■ **Try it**
Please rewrite the passage about Helen from "Helen was educated" up to and including "Southwest Baptist University.", changing "one-room" to "small" throughout.

■ **Text provided**
Helen was educated in a one-room schoolhouse where she and Harlin shared a two-person desk. She loved to say that Harlin sometimes cheated off her work. At age 16, Helen became the sole teacher in that same one-room school. She discovered a love for diagramming sentences and used her old grammar text decades later to lovingly whip grammar lessons into her sons and grandsons. Though money was tight, she took college classes at Southwest Baptist University.


Helen grew up in Couch, Missouri alongside the love of her life, Arnold David Dethrow. Arnold returned to southeast Missouri from the Army Air Corps near the end of WWII and proposed to Helen. They married on July 10, 1946 in Alton. The new couple moved to Tulsa, where Arnold attended college and law school at the University of Tulsa. While Arnold was at school, Helen worked to become head of revenue accounting at Tidewater Oil Company. She was, at that time, the highest ranked woman in the organization and proudly laid claim to its first electric typewriter. She loved stat typing (numbers) and out-earning her husband in those early years.


Helen and Arnold had two sons while in Tulsa, Jeff and Brian, and Helen “retired” to raise them. Soon Arnold’s career in the oil industry began to take off, and the family moved often over the next 24 years: to Denver, Oklahoma City, Houston, Midland and back to Houston, culminating in a corporate transfer to Sugar Land, Texas in 1984. While raising the boys, Helen was their tutor and paper typist, cake maker for school cakewalks, PTA President, cub scout leader, band mom and track team mom. When the boys were older, she re-entered the workforce as a bookkeeper for Ballengers, a furniture store in Oklahoma City, “to get the discount” for living room furniture. How she loved her gold velvet couch! She later worked as a mortgage processor.

■ **Information**

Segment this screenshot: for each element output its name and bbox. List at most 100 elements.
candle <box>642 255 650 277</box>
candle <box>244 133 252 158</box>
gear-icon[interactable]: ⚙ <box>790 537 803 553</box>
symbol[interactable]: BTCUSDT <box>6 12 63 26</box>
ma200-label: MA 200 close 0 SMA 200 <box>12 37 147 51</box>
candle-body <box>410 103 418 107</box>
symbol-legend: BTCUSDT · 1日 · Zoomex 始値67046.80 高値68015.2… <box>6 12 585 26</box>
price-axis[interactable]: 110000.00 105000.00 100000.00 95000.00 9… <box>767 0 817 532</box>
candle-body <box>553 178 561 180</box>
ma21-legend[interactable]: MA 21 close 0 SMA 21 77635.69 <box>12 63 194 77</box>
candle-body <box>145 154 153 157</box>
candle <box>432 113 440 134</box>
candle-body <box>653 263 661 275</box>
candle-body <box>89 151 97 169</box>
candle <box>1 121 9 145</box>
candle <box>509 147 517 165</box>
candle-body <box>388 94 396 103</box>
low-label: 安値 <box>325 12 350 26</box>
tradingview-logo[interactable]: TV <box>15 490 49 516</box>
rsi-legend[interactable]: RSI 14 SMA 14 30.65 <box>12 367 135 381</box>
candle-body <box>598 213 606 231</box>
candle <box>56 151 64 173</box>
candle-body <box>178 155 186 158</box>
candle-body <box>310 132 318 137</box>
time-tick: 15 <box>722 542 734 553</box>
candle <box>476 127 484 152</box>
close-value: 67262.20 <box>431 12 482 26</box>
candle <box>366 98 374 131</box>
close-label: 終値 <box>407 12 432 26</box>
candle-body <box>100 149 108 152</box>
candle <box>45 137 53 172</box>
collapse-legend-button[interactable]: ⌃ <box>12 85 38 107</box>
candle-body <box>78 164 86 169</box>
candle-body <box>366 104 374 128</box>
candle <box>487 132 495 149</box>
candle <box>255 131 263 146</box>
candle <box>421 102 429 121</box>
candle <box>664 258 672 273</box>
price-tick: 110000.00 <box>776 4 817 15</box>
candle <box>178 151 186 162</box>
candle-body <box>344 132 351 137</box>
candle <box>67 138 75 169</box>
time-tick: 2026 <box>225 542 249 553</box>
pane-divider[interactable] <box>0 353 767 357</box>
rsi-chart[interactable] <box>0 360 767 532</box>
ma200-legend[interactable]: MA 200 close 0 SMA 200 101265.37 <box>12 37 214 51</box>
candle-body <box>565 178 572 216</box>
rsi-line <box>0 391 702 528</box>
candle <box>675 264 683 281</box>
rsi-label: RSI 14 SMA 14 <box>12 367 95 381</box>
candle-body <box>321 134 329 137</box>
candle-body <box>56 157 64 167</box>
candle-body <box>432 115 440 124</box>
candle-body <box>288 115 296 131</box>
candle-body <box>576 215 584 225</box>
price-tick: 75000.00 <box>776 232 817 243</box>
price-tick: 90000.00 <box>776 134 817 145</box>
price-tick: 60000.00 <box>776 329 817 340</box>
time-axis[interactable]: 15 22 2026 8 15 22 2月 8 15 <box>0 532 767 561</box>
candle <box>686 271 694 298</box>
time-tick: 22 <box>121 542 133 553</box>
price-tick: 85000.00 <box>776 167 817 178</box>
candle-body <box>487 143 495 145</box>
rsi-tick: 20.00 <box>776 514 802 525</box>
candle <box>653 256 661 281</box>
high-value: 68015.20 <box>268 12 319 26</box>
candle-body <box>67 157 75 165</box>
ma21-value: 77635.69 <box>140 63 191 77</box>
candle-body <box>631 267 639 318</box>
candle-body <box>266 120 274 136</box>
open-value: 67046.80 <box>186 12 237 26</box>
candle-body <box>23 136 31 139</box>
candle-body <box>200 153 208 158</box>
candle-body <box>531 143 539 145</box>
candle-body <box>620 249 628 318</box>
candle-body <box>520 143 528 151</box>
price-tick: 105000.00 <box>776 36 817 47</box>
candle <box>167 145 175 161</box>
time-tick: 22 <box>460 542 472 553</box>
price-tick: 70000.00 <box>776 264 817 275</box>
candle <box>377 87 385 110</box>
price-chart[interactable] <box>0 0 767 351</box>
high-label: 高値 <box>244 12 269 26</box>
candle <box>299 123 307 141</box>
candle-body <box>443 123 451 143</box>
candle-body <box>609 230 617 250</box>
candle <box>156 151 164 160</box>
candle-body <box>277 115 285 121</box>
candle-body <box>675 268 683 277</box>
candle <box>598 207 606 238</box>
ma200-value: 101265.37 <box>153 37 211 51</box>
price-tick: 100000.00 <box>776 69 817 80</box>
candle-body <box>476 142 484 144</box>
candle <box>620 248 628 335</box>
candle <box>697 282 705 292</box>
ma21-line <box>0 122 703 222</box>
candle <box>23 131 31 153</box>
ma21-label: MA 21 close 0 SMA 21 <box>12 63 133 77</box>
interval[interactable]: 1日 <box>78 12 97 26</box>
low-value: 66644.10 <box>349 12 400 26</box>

■ **Reply to the task**
Helen was educated in a small schoolhouse where she and Harlin shared a two-person desk. She loved to say that Harlin sometimes cheated off her work. At age 16, Helen became the sole teacher in that same small school. She discovered a love for diagramming sentences and used her old grammar text decades later to lovingly whip grammar lessons into her sons and grandsons. Though money was tight, she took college classes at Southwest Baptist University.